Exercise: Look through the records below, and copy out every line that holds the string "clock".

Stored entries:
>>>>>
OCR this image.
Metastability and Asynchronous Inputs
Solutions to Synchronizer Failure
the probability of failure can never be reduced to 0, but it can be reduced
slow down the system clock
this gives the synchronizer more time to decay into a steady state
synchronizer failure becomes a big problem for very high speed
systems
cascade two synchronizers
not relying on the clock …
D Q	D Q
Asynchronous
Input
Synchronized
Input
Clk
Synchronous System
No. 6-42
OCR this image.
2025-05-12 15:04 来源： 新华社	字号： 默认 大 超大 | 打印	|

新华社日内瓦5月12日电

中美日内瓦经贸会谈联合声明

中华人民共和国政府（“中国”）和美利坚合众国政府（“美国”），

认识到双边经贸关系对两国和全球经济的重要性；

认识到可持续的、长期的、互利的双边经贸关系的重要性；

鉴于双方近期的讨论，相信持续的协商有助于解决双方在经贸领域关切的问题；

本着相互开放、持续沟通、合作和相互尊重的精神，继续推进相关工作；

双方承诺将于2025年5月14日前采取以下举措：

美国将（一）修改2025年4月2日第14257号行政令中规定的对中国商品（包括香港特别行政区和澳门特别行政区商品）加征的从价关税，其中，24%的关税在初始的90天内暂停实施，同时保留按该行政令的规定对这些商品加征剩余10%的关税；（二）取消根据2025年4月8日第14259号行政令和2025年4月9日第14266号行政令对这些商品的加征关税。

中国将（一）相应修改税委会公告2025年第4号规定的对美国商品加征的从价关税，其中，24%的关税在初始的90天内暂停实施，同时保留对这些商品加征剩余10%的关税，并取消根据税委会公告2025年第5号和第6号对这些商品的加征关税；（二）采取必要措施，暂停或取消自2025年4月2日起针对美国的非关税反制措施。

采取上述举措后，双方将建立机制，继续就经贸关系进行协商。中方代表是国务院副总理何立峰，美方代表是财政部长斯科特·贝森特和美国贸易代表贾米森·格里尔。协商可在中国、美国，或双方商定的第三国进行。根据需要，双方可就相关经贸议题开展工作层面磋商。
<<<<<
Answer to this exercise:
slow down the system clock
not relying on the clock …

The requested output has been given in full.